*The task*
Rewrite the part of the urodynamics text starting at "As with other" and ending at "way throughout flow.", putting "sneezing" in place of "coughing".

*Exercise text*

As with other aspects of urodynamics, it is important to recognize normal findings on EMG to interpret abnormal findings. A normal EMG study essentially rules out a neurologic cause in a patient’s voiding dysfunction; however, an abnormal EMG study may signify that further work-up is warranted. For example, low-level firing of EMG is seen in normal subjects at rest, and it increases in amplitude and frequency with increases in Pabd, such as with coughing and laughing, and with bladder filling. Patients may also exhibit an increased EMG activity during an involuntary detrusor contraction if they voluntarily try to contract their pelvic muscles to prevent leakage. Silence of the EMG signals is believed to be the first recognizable sign of the onset of micturition and should remain that way throughout flow.
Evaluation of the pelvic floor and external sphincter musculature by EMG is an integral component of the work-up of patients with obstructive voiding complaints to rule out sphincter or pelvic floor muscle dysfunction. Dysfunctional voiding is characterized by an intermittent flow rate caused by involuntary intermittent contractions of the periurethral striated muscle or pelvic floor during voiding in neurologically normal individuals. In those patients with suspected bladder outlet obstruction caused by an anatomic source (eg, pelvic organ prolapse), evaluation with EMG during voiding is important to rule out sphincteric dysfunction. Patients with an underlying and undiagnosed neurologic disorder may also display urethral sphincter dysfunction, and may present with either irritative or obstructive voiding complaints. In the setting of neurologic disease, this abnormal EMG finding is termed “detrusor sphincter dyssynergia,” and is defined as a detrusor contraction concurrent with an involuntary contraction of the urethral or periurethral striated muscle, which may prevent flow of urine. Urodynamically, detrusor sphincter dyssynergia is seen as a confluence of large amplitude EMG spikes during flow, and can occur in patients with neurologic disorders, such as multiple sclerosis and suprasacral spinal cord injury. In a patient without a known neurologic diagnosis, suspected detrusor sphincter dyssynergia should signal the physician that further work-up is warranted to exclude a neurologic etiology.
Video Urodynamics
Videourodynamic evaluation, which combines the use of fluoroscopy with the measurement of bladder and urethral pressures during cystometry or the pressure flow study, is desirable when simultaneous evaluation of structure and function is necessary to make a precise diagnosis. Videourodynamics may be especially helpful in the work-up of urinary incontinence associated with pelvic organ prolapse (discussed later). It is also useful in the evaluation of voiding dysfunction, specifically to identify the presence of vesicoureteral reflux caused by poor bladder compliance. If reflux occurs at low volumes, it may act as a “pop-off mechanism,” which may prevent elevation of a patient’s Pdet on the urodynamic tracing. This phenomenon may go unnoticed without use of fluoroscopy. Bladder diverticula caused by chronic bladder outlet obstruction may also result in an artificially low Pdet during voiding and may not be recognized during urodynamics without fluoroscopy.

*Records provided*
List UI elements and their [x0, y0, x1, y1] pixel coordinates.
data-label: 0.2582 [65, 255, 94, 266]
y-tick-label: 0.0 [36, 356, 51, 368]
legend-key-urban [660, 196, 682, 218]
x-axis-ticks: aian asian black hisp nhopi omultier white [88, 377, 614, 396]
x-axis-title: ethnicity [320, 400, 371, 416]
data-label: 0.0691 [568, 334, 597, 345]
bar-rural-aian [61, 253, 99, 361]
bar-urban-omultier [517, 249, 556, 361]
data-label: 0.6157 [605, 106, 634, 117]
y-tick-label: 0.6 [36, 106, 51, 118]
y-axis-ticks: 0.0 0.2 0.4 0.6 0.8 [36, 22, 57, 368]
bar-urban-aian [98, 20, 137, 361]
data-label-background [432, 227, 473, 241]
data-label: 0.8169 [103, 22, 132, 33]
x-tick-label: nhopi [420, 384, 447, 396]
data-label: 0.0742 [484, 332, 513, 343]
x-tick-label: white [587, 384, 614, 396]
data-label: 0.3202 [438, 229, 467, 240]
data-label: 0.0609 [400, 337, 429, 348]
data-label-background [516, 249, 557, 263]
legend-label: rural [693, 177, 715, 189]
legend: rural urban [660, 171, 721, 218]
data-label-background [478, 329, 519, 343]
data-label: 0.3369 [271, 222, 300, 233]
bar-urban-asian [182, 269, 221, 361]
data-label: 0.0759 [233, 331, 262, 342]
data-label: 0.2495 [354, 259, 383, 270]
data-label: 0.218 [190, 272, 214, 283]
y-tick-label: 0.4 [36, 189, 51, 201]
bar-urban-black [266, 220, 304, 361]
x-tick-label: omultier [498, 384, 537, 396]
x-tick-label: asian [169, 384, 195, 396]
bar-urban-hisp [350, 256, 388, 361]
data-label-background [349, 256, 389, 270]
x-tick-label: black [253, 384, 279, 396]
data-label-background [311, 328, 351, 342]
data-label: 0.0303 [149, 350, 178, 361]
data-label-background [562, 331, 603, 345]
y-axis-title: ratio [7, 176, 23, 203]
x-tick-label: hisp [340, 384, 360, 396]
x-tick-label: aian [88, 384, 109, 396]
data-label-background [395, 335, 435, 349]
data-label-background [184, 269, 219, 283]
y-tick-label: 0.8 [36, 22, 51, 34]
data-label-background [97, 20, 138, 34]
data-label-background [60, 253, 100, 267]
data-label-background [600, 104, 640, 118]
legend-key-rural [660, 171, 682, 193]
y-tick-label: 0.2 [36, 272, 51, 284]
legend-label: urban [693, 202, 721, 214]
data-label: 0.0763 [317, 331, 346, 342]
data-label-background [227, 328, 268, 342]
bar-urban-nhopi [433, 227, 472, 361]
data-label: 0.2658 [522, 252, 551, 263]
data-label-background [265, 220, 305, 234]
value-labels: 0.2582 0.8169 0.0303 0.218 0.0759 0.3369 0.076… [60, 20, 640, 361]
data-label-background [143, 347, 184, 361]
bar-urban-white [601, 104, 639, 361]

*Answer for the task*
As with other aspects of urodynamics, it is important to recognize normal findings on EMG to interpret abnormal findings. A normal EMG study essentially rules out a neurologic cause in a patient’s voiding dysfunction; however, an abnormal EMG study may signify that further work-up is warranted. For example, low-level firing of EMG is seen in normal subjects at rest, and it increases in amplitude and frequency with increases in Pabd, such as with sneezing and laughing, and with bladder filling. Patients may also exhibit an increased EMG activity during an involuntary detrusor contraction if they voluntarily try to contract their pelvic muscles to prevent leakage. Silence of the EMG signals is believed to be the first recognizable sign of the onset of micturition and should remain that way throughout flow.